### Aim
Reproduce the material word for word; the images stay out.

═════ Data listing

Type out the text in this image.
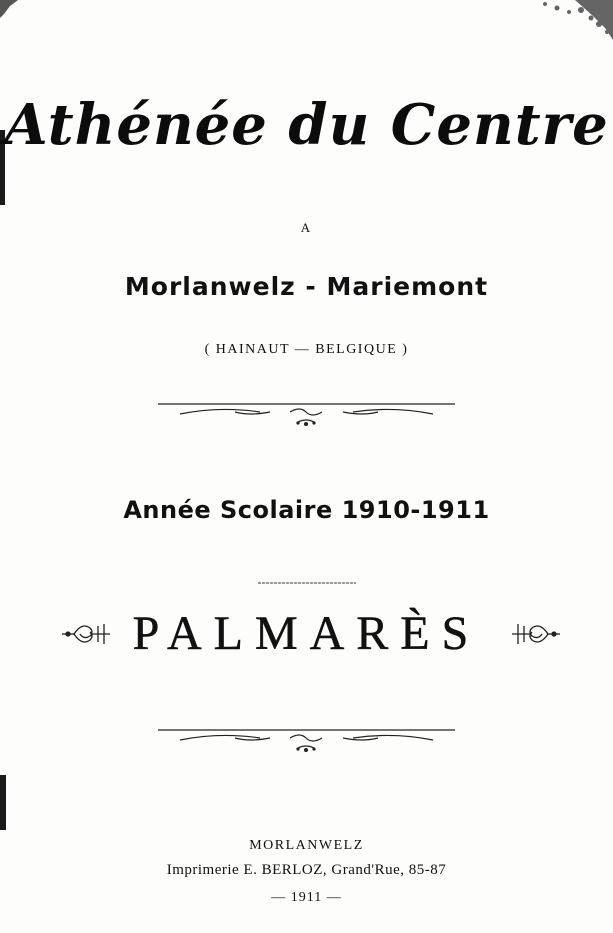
Athénée du Centre
A
Morlanwelz - Mariemont
( HAINAUT — BELGIQUE )
Année Scolaire 1910-1911
PALMARÈS
MORLANWELZ
Imprimerie E. BERLOZ, Grand'Rue, 85-87
— 1911 —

══════════

### Result below
Type out the text in this image.
Athénée du Centre
A
Morlanwelz - Mariemont
( HAINAUT — BELGIQUE )
Année Scolaire 1910-1911
PALMARÈS
MORLANWELZ
Imprimerie E. BERLOZ, Grand'Rue, 85-87
— 1911 —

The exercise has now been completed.